> Stated task: The entries below should be transcribed in their entirety, exactly as written.

Entries taken from a collection:
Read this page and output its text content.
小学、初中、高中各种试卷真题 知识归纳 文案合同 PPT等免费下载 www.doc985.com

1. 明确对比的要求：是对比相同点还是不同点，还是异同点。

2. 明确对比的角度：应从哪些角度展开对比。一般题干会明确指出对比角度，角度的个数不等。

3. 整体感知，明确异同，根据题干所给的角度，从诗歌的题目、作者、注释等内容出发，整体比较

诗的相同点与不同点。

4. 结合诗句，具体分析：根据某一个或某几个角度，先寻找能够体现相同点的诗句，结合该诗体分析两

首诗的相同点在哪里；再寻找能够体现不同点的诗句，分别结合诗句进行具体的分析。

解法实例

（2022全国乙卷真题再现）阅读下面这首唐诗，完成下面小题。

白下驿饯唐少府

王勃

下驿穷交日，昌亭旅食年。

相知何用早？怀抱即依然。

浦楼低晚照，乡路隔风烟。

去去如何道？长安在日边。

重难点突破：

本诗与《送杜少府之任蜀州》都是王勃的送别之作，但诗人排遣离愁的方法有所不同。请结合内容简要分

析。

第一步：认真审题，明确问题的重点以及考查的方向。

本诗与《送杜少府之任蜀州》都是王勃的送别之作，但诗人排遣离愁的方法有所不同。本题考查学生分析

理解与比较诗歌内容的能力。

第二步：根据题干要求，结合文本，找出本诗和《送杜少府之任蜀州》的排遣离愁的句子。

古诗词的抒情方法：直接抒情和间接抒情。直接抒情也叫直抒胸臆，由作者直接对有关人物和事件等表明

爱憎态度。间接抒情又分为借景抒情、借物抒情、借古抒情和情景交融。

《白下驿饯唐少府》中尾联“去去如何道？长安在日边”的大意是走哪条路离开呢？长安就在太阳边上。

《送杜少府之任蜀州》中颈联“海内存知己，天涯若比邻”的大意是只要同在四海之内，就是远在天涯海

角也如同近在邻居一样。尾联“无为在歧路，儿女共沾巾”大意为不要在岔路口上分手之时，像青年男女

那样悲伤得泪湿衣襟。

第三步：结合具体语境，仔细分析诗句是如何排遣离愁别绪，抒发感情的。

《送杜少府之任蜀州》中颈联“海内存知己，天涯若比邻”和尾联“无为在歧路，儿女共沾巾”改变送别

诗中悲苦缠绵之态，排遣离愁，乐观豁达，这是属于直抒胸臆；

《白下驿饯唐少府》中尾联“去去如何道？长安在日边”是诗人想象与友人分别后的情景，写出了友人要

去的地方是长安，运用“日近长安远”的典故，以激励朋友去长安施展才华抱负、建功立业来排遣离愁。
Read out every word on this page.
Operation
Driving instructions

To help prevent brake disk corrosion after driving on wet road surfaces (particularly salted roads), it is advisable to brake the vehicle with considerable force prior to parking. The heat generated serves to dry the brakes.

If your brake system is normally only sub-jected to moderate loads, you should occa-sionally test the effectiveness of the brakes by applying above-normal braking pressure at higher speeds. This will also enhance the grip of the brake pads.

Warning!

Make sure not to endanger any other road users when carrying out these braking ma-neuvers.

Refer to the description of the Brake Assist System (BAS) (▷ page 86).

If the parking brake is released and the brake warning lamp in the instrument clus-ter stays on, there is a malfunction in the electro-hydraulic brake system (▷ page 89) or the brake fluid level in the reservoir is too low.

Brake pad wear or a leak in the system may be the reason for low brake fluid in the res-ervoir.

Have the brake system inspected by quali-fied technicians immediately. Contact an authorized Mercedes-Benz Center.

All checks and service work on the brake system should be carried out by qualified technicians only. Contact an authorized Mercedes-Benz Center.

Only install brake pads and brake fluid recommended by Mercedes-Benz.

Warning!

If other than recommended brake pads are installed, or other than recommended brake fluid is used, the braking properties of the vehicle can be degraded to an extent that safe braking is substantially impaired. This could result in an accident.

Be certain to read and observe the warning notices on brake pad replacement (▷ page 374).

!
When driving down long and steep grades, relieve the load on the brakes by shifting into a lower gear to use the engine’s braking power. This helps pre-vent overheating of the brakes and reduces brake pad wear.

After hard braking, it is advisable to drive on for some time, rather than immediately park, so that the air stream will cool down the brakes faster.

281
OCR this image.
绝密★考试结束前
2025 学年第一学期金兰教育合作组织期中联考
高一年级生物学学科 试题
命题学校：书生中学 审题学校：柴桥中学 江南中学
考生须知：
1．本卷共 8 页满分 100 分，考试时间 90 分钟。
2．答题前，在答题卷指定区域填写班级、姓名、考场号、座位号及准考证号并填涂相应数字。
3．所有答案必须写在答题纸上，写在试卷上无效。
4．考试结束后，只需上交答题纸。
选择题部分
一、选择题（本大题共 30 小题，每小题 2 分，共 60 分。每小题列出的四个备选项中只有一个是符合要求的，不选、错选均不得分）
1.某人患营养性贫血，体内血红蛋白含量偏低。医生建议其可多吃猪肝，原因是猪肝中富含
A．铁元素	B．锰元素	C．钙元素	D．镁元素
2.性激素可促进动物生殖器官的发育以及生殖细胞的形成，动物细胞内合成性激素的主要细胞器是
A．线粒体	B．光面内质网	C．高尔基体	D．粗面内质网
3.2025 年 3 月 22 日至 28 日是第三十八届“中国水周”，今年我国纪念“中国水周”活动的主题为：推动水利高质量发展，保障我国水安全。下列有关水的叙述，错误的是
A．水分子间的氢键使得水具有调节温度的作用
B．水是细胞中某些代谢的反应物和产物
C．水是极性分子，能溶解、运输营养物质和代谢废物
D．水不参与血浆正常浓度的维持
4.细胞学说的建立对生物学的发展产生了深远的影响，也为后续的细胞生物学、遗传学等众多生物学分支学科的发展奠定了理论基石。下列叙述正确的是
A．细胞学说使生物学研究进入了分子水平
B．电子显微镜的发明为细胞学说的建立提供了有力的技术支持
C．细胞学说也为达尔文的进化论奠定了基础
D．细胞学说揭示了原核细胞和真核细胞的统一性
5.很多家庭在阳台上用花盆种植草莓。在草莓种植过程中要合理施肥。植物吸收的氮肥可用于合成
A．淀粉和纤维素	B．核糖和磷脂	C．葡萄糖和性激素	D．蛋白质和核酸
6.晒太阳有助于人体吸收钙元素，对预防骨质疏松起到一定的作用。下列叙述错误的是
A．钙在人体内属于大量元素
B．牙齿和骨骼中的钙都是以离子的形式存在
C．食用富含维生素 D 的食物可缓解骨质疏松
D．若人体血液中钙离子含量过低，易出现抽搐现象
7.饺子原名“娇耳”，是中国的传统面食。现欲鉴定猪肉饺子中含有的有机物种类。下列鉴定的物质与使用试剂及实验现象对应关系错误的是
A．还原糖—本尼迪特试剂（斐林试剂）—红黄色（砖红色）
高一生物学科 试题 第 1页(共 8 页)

> Correct response:
Read this page and output its text content.
小学、初中、高中各种试卷真题 知识归纳 文案合同 PPT等免费下载 www.doc985.com

1. 明确对比的要求：是对比相同点还是不同点，还是异同点。

2. 明确对比的角度：应从哪些角度展开对比。一般题干会明确指出对比角度，角度的个数不等。

3. 整体感知，明确异同，根据题干所给的角度，从诗歌的题目、作者、注释等内容出发，整体比较

诗的相同点与不同点。

4. 结合诗句，具体分析：根据某一个或某几个角度，先寻找能够体现相同点的诗句，结合该诗体分析两

首诗的相同点在哪里；再寻找能够体现不同点的诗句，分别结合诗句进行具体的分析。

解法实例

（2022全国乙卷真题再现）阅读下面这首唐诗，完成下面小题。

白下驿饯唐少府

王勃

下驿穷交日，昌亭旅食年。

相知何用早？怀抱即依然。

浦楼低晚照，乡路隔风烟。

去去如何道？长安在日边。

重难点突破：

本诗与《送杜少府之任蜀州》都是王勃的送别之作，但诗人排遣离愁的方法有所不同。请结合内容简要分

析。

第一步：认真审题，明确问题的重点以及考查的方向。

本诗与《送杜少府之任蜀州》都是王勃的送别之作，但诗人排遣离愁的方法有所不同。本题考查学生分析

理解与比较诗歌内容的能力。

第二步：根据题干要求，结合文本，找出本诗和《送杜少府之任蜀州》的排遣离愁的句子。

古诗词的抒情方法：直接抒情和间接抒情。直接抒情也叫直抒胸臆，由作者直接对有关人物和事件等表明

爱憎态度。间接抒情又分为借景抒情、借物抒情、借古抒情和情景交融。

《白下驿饯唐少府》中尾联“去去如何道？长安在日边”的大意是走哪条路离开呢？长安就在太阳边上。

《送杜少府之任蜀州》中颈联“海内存知己，天涯若比邻”的大意是只要同在四海之内，就是远在天涯海

角也如同近在邻居一样。尾联“无为在歧路，儿女共沾巾”大意为不要在岔路口上分手之时，像青年男女

那样悲伤得泪湿衣襟。

第三步：结合具体语境，仔细分析诗句是如何排遣离愁别绪，抒发感情的。

《送杜少府之任蜀州》中颈联“海内存知己，天涯若比邻”和尾联“无为在歧路，儿女共沾巾”改变送别

诗中悲苦缠绵之态，排遣离愁，乐观豁达，这是属于直抒胸臆；

《白下驿饯唐少府》中尾联“去去如何道？长安在日边”是诗人想象与友人分别后的情景，写出了友人要

去的地方是长安，运用“日近长安远”的典故，以激励朋友去长安施展才华抱负、建功立业来排遣离愁。
Read out every word on this page.
Operation
Driving instructions

To help prevent brake disk corrosion after driving on wet road surfaces (particularly salted roads), it is advisable to brake the vehicle with considerable force prior to parking. The heat generated serves to dry the brakes.

If your brake system is normally only sub-jected to moderate loads, you should occa-sionally test the effectiveness of the brakes by applying above-normal braking pressure at higher speeds. This will also enhance the grip of the brake pads.

Warning!

Make sure not to endanger any other road users when carrying out these braking ma-neuvers.

Refer to the description of the Brake Assist System (BAS) (▷ page 86).

If the parking brake is released and the brake warning lamp in the instrument clus-ter stays on, there is a malfunction in the electro-hydraulic brake system (▷ page 89) or the brake fluid level in the reservoir is too low.

Brake pad wear or a leak in the system may be the reason for low brake fluid in the res-ervoir.

Have the brake system inspected by quali-fied technicians immediately. Contact an authorized Mercedes-Benz Center.

All checks and service work on the brake system should be carried out by qualified technicians only. Contact an authorized Mercedes-Benz Center.

Only install brake pads and brake fluid recommended by Mercedes-Benz.

Warning!

If other than recommended brake pads are installed, or other than recommended brake fluid is used, the braking properties of the vehicle can be degraded to an extent that safe braking is substantially impaired. This could result in an accident.

Be certain to read and observe the warning notices on brake pad replacement (▷ page 374).

!
When driving down long and steep grades, relieve the load on the brakes by shifting into a lower gear to use the engine’s braking power. This helps pre-vent overheating of the brakes and reduces brake pad wear.

After hard braking, it is advisable to drive on for some time, rather than immediately park, so that the air stream will cool down the brakes faster.

281
OCR this image.
绝密★考试结束前
2025 学年第一学期金兰教育合作组织期中联考
高一年级生物学学科 试题
命题学校：书生中学 审题学校：柴桥中学 江南中学
考生须知：
1．本卷共 8 页满分 100 分，考试时间 90 分钟。
2．答题前，在答题卷指定区域填写班级、姓名、考场号、座位号及准考证号并填涂相应数字。
3．所有答案必须写在答题纸上，写在试卷上无效。
4．考试结束后，只需上交答题纸。
选择题部分
一、选择题（本大题共 30 小题，每小题 2 分，共 60 分。每小题列出的四个备选项中只有一个是符合要求的，不选、错选均不得分）
1.某人患营养性贫血，体内血红蛋白含量偏低。医生建议其可多吃猪肝，原因是猪肝中富含
A．铁元素	B．锰元素	C．钙元素	D．镁元素
2.性激素可促进动物生殖器官的发育以及生殖细胞的形成，动物细胞内合成性激素的主要细胞器是
A．线粒体	B．光面内质网	C．高尔基体	D．粗面内质网
3.2025 年 3 月 22 日至 28 日是第三十八届“中国水周”，今年我国纪念“中国水周”活动的主题为：推动水利高质量发展，保障我国水安全。下列有关水的叙述，错误的是
A．水分子间的氢键使得水具有调节温度的作用
B．水是细胞中某些代谢的反应物和产物
C．水是极性分子，能溶解、运输营养物质和代谢废物
D．水不参与血浆正常浓度的维持
4.细胞学说的建立对生物学的发展产生了深远的影响，也为后续的细胞生物学、遗传学等众多生物学分支学科的发展奠定了理论基石。下列叙述正确的是
A．细胞学说使生物学研究进入了分子水平
B．电子显微镜的发明为细胞学说的建立提供了有力的技术支持
C．细胞学说也为达尔文的进化论奠定了基础
D．细胞学说揭示了原核细胞和真核细胞的统一性
5.很多家庭在阳台上用花盆种植草莓。在草莓种植过程中要合理施肥。植物吸收的氮肥可用于合成
A．淀粉和纤维素	B．核糖和磷脂	C．葡萄糖和性激素	D．蛋白质和核酸
6.晒太阳有助于人体吸收钙元素，对预防骨质疏松起到一定的作用。下列叙述错误的是
A．钙在人体内属于大量元素
B．牙齿和骨骼中的钙都是以离子的形式存在
C．食用富含维生素 D 的食物可缓解骨质疏松
D．若人体血液中钙离子含量过低，易出现抽搐现象
7.饺子原名“娇耳”，是中国的传统面食。现欲鉴定猪肉饺子中含有的有机物种类。下列鉴定的物质与使用试剂及实验现象对应关系错误的是
A．还原糖—本尼迪特试剂（斐林试剂）—红黄色（砖红色）
高一生物学科 试题 第 1页(共 8 页)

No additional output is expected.